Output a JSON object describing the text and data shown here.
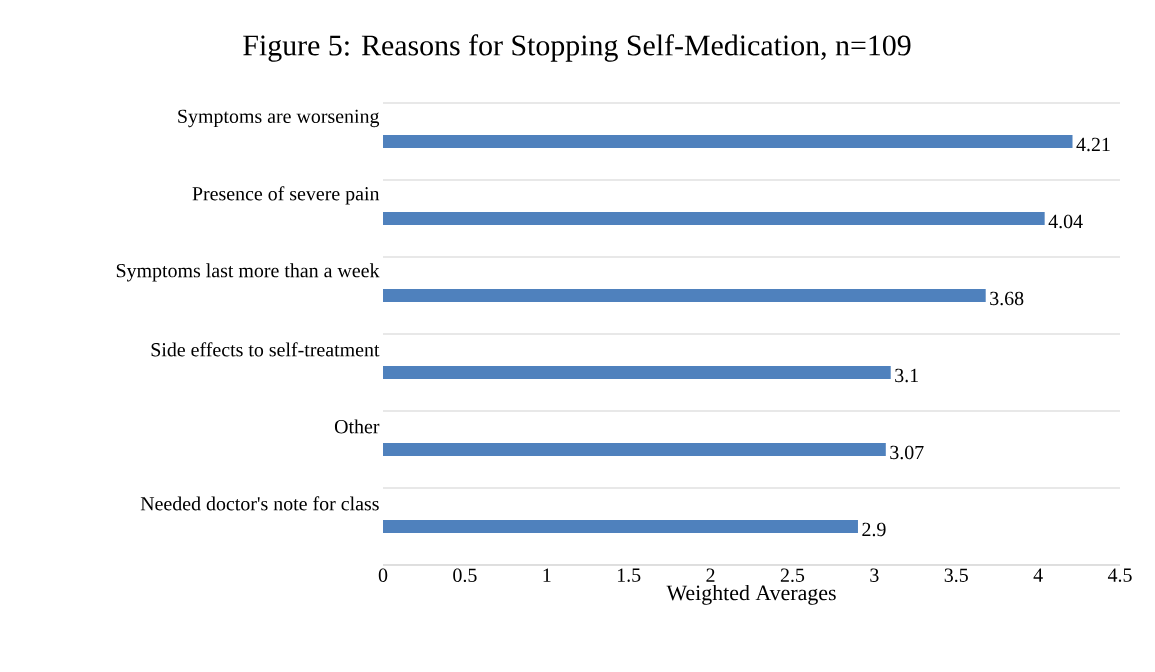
{
  "chart_data": {
    "type": "bar",
    "orientation": "horizontal",
    "title": "Figure 5: Reasons for Stopping Self-Medication, n=109",
    "xlabel": "Weighted Averages",
    "categories": [
      "Symptoms are worsening",
      "Presence of severe pain",
      "Symptoms last more than a week",
      "Side effects to self-treatment",
      "Other",
      "Needed doctor's note for class"
    ],
    "values": [
      4.21,
      4.04,
      3.68,
      3.1,
      3.07,
      2.9
    ],
    "color": "#4f81bd",
    "data_labels": true,
    "grid": "y",
    "xlim": [
      0,
      4.5
    ],
    "xticks": [
      0,
      0.5,
      1,
      1.5,
      2,
      2.5,
      3,
      3.5,
      4,
      4.5
    ]
  }
}
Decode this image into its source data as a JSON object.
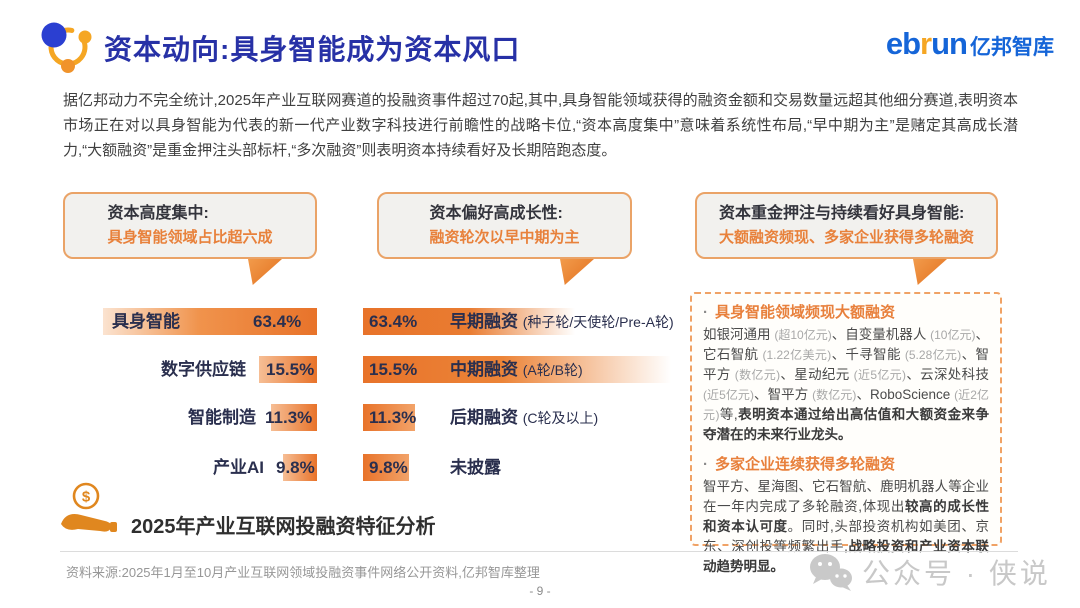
{
  "slide": {
    "title": "资本动向:具身智能成为资本风口",
    "brand": {
      "eb": "eb",
      "r": "r",
      "un": "un",
      "cn": "亿邦智库"
    },
    "intro": "据亿邦动力不完全统计,2025年产业互联网赛道的投融资事件超过70起,其中,具身智能领域获得的融资金额和交易数量远超其他细分赛道,表明资本市场正在对以具身智能为代表的新一代产业数字科技进行前瞻性的战略卡位,“资本高度集中”意味着系统性布局,“早中期为主”是赌定其高成长潜力,“大额融资”是重金押注头部标杆,“多次融资”则表明资本持续看好及长期陪跑态度。",
    "feature_title": "2025年产业互联网投融资特征分析",
    "footnote": "资料来源:2025年1月至10月产业互联网领域投融资事件网络公开资料,亿邦智库整理",
    "page_number": "- 9 -",
    "watermark": "公众号 · 侠说"
  },
  "callouts": [
    {
      "title": "资本高度集中:",
      "subtitle": "具身智能领域占比超六成"
    },
    {
      "title": "资本偏好高成长性:",
      "subtitle": "融资轮次以早中期为主"
    },
    {
      "title": "资本重金押注与持续看好具身智能:",
      "subtitle": "大额融资频现、多家企业获得多轮融资"
    }
  ],
  "chart_data": [
    {
      "type": "bar",
      "orientation": "horizontal",
      "title": "资本高度集中:具身智能领域占比超六成",
      "categories": [
        "具身智能",
        "数字供应链",
        "智能制造",
        "产业AI"
      ],
      "values": [
        63.4,
        15.5,
        11.3,
        9.8
      ],
      "labels": [
        "63.4%",
        "15.5%",
        "11.3%",
        "9.8%"
      ],
      "unit": "%",
      "xlim": [
        0,
        70
      ],
      "grid": false,
      "legend": false
    },
    {
      "type": "bar",
      "orientation": "horizontal",
      "title": "资本偏好高成长性:融资轮次以早中期为主",
      "categories": [
        "早期融资",
        "中期融资",
        "后期融资",
        "未披露"
      ],
      "category_details": [
        "(种子轮/天使轮/Pre-A轮)",
        "(A轮/B轮)",
        "(C轮及以上)",
        ""
      ],
      "values": [
        63.4,
        15.5,
        11.3,
        9.8
      ],
      "labels": [
        "63.4%",
        "15.5%",
        "11.3%",
        "9.8%"
      ],
      "unit": "%",
      "xlim": [
        0,
        70
      ],
      "grid": false,
      "legend": false
    }
  ],
  "insight_panel": {
    "bullets": [
      {
        "heading": "具身智能领域频现大额融资",
        "runs": [
          {
            "s": "n",
            "t": "如银河通用 "
          },
          {
            "s": "g",
            "t": "(超10亿元)"
          },
          {
            "s": "n",
            "t": "、自变量机器人 "
          },
          {
            "s": "g",
            "t": "(10亿元)"
          },
          {
            "s": "n",
            "t": "、它石智航 "
          },
          {
            "s": "g",
            "t": "(1.22亿美元)"
          },
          {
            "s": "n",
            "t": "、千寻智能 "
          },
          {
            "s": "g",
            "t": "(5.28亿元)"
          },
          {
            "s": "n",
            "t": "、智平方 "
          },
          {
            "s": "g",
            "t": "(数亿元)"
          },
          {
            "s": "n",
            "t": "、星动纪元 "
          },
          {
            "s": "g",
            "t": "(近5亿元)"
          },
          {
            "s": "n",
            "t": "、云深处科技 "
          },
          {
            "s": "g",
            "t": "(近5亿元)"
          },
          {
            "s": "n",
            "t": "、智平方 "
          },
          {
            "s": "g",
            "t": "(数亿元)"
          },
          {
            "s": "n",
            "t": "、RoboScience "
          },
          {
            "s": "g",
            "t": "(近2亿元)"
          },
          {
            "s": "n",
            "t": "等,"
          },
          {
            "s": "b",
            "t": "表明资本通过给出高估值和大额资金来争夺潜在的未来行业龙头。"
          }
        ]
      },
      {
        "heading": "多家企业连续获得多轮融资",
        "runs": [
          {
            "s": "n",
            "t": "智平方、星海图、它石智航、鹿明机器人等企业在一年内完成了多轮融资,体现出"
          },
          {
            "s": "b",
            "t": "较高的成长性和资本认可度"
          },
          {
            "s": "n",
            "t": "。同时,头部投资机构如美团、京东、深创投等频繁出手,"
          },
          {
            "s": "b",
            "t": "战略投资和产业资本联动趋势明显。"
          }
        ]
      }
    ]
  },
  "colors": {
    "accent_orange": "#E8732A",
    "title_blue": "#2731A6",
    "logo_blue": "#1565D8",
    "logo_orange": "#F5A623",
    "chart_text": "#2A2F4E",
    "callout_border": "#EAA367",
    "panel_border": "#F0A265"
  }
}
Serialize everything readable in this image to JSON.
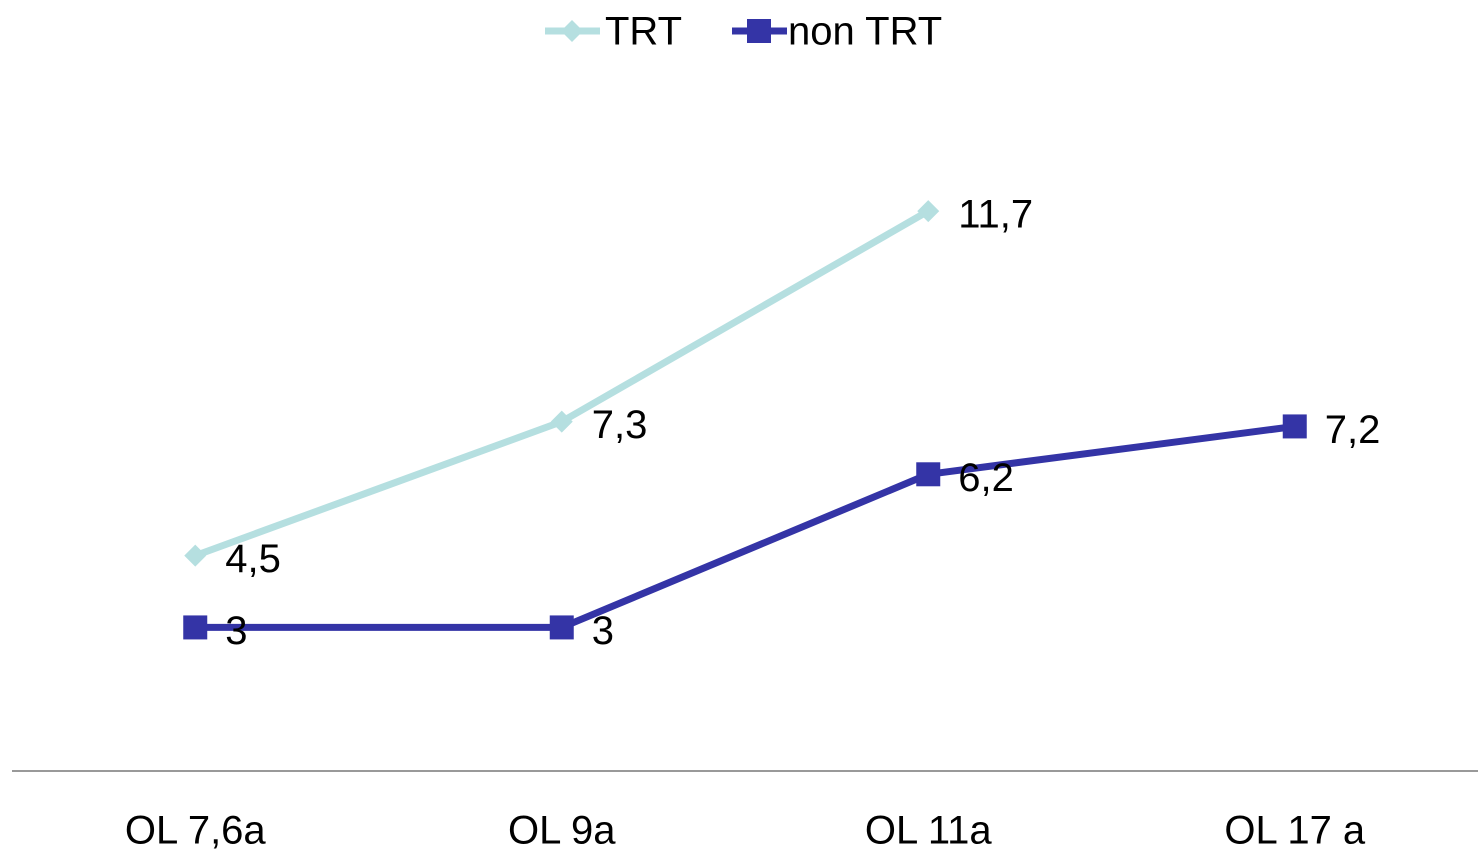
{
  "chart_data": {
    "type": "line",
    "categories": [
      "OL 7,6a",
      "OL 9a",
      "OL 11a",
      "OL 17 a"
    ],
    "series": [
      {
        "name": "TRT",
        "color": "#b5dfe0",
        "marker": "diamond",
        "values": [
          4.5,
          7.3,
          11.7,
          null
        ],
        "value_labels": [
          "4,5",
          "7,3",
          "11,7",
          null
        ]
      },
      {
        "name": "non TRT",
        "color": "#3434a6",
        "marker": "square",
        "values": [
          3,
          3,
          6.2,
          7.2
        ],
        "value_labels": [
          "3",
          "3",
          "6,2",
          "7,2"
        ]
      }
    ],
    "ylim": [
      0,
      14
    ],
    "legend": "top"
  }
}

--------------------------------

Return to the listing above and set it down exactly, leaving out its pictures.

- [THE ANSWER]
Output a JSON object describing the text and data shown here.
{
  "chart_data": {
    "type": "bar",
    "orientation": "horizontal",
    "title": "Figure 5: Reasons for Stopping Self-Medication, n=109",
    "xlabel": "Weighted Averages",
    "categories": [
      "Symptoms are worsening",
      "Presence of severe pain",
      "Symptoms last more than a week",
      "Side effects to self-treatment",
      "Other",
      "Needed doctor's note for class"
    ],
    "values": [
      4.21,
      4.04,
      3.68,
      3.1,
      3.07,
      2.9
    ],
    "color": "#4f81bd",
    "data_labels": true,
    "grid": "y",
    "xlim": [
      0,
      4.5
    ],
    "xticks": [
      0,
      0.5,
      1,
      1.5,
      2,
      2.5,
      3,
      3.5,
      4,
      4.5
    ]
  }
}
Decode this image into its source data as a JSON object.
{
  "slide": {
    "title": "资本动向:具身智能成为资本风口",
    "brand": {
      "eb": "eb",
      "r": "r",
      "un": "un",
      "cn": "亿邦智库"
    },
    "intro": "据亿邦动力不完全统计,2025年产业互联网赛道的投融资事件超过70起,其中,具身智能领域获得的融资金额和交易数量远超其他细分赛道,表明资本市场正在对以具身智能为代表的新一代产业数字科技进行前瞻性的战略卡位,“资本高度集中”意味着系统性布局,“早中期为主”是赌定其高成长潜力,“大额融资”是重金押注头部标杆,“多次融资”则表明资本持续看好及长期陪跑态度。",
    "feature_title": "2025年产业互联网投融资特征分析",
    "footnote": "资料来源:2025年1月至10月产业互联网领域投融资事件网络公开资料,亿邦智库整理",
    "page_number": "- 9 -",
    "watermark": "公众号 · 侠说"
  },
  "callouts": [
    {
      "title": "资本高度集中:",
      "subtitle": "具身智能领域占比超六成"
    },
    {
      "title": "资本偏好高成长性:",
      "subtitle": "融资轮次以早中期为主"
    },
    {
      "title": "资本重金押注与持续看好具身智能:",
      "subtitle": "大额融资频现、多家企业获得多轮融资"
    }
  ],
  "chart_data": [
    {
      "type": "bar",
      "orientation": "horizontal",
      "title": "资本高度集中:具身智能领域占比超六成",
      "categories": [
        "具身智能",
        "数字供应链",
        "智能制造",
        "产业AI"
      ],
      "values": [
        63.4,
        15.5,
        11.3,
        9.8
      ],
      "labels": [
        "63.4%",
        "15.5%",
        "11.3%",
        "9.8%"
      ],
      "unit": "%",
      "xlim": [
        0,
        70
      ],
      "grid": false,
      "legend": false
    },
    {
      "type": "bar",
      "orientation": "horizontal",
      "title": "资本偏好高成长性:融资轮次以早中期为主",
      "categories": [
        "早期融资",
        "中期融资",
        "后期融资",
        "未披露"
      ],
      "category_details": [
        "(种子轮/天使轮/Pre-A轮)",
        "(A轮/B轮)",
        "(C轮及以上)",
        ""
      ],
      "values": [
        63.4,
        15.5,
        11.3,
        9.8
      ],
      "labels": [
        "63.4%",
        "15.5%",
        "11.3%",
        "9.8%"
      ],
      "unit": "%",
      "xlim": [
        0,
        70
      ],
      "grid": false,
      "legend": false
    }
  ],
  "insight_panel": {
    "bullets": [
      {
        "heading": "具身智能领域频现大额融资",
        "runs": [
          {
            "s": "n",
            "t": "如银河通用 "
          },
          {
            "s": "g",
            "t": "(超10亿元)"
          },
          {
            "s": "n",
            "t": "、自变量机器人 "
          },
          {
            "s": "g",
            "t": "(10亿元)"
          },
          {
            "s": "n",
            "t": "、它石智航 "
          },
          {
            "s": "g",
            "t": "(1.22亿美元)"
          },
          {
            "s": "n",
            "t": "、千寻智能 "
          },
          {
            "s": "g",
            "t": "(5.28亿元)"
          },
          {
            "s": "n",
            "t": "、智平方 "
          },
          {
            "s": "g",
            "t": "(数亿元)"
          },
          {
            "s": "n",
            "t": "、星动纪元 "
          },
          {
            "s": "g",
            "t": "(近5亿元)"
          },
          {
            "s": "n",
            "t": "、云深处科技 "
          },
          {
            "s": "g",
            "t": "(近5亿元)"
          },
          {
            "s": "n",
            "t": "、智平方 "
          },
          {
            "s": "g",
            "t": "(数亿元)"
          },
          {
            "s": "n",
            "t": "、RoboScience "
          },
          {
            "s": "g",
            "t": "(近2亿元)"
          },
          {
            "s": "n",
            "t": "等,"
          },
          {
            "s": "b",
            "t": "表明资本通过给出高估值和大额资金来争夺潜在的未来行业龙头。"
          }
        ]
      },
      {
        "heading": "多家企业连续获得多轮融资",
        "runs": [
          {
            "s": "n",
            "t": "智平方、星海图、它石智航、鹿明机器人等企业在一年内完成了多轮融资,体现出"
          },
          {
            "s": "b",
            "t": "较高的成长性和资本认可度"
          },
          {
            "s": "n",
            "t": "。同时,头部投资机构如美团、京东、深创投等频繁出手,"
          },
          {
            "s": "b",
            "t": "战略投资和产业资本联动趋势明显。"
          }
        ]
      }
    ]
  },
  "colors": {
    "accent_orange": "#E8732A",
    "title_blue": "#2731A6",
    "logo_blue": "#1565D8",
    "logo_orange": "#F5A623",
    "chart_text": "#2A2F4E",
    "callout_border": "#EAA367",
    "panel_border": "#F0A265"
  }
}
Serialize everything readable in this image to JSON.
{
  "chart_data": {
    "type": "line",
    "categories": [
      "OL 7,6a",
      "OL 9a",
      "OL 11a",
      "OL 17 a"
    ],
    "series": [
      {
        "name": "TRT",
        "color": "#b5dfe0",
        "marker": "diamond",
        "values": [
          4.5,
          7.3,
          11.7,
          null
        ],
        "value_labels": [
          "4,5",
          "7,3",
          "11,7",
          null
        ]
      },
      {
        "name": "non TRT",
        "color": "#3434a6",
        "marker": "square",
        "values": [
          3,
          3,
          6.2,
          7.2
        ],
        "value_labels": [
          "3",
          "3",
          "6,2",
          "7,2"
        ]
      }
    ],
    "ylim": [
      0,
      14
    ],
    "legend": "top"
  }
}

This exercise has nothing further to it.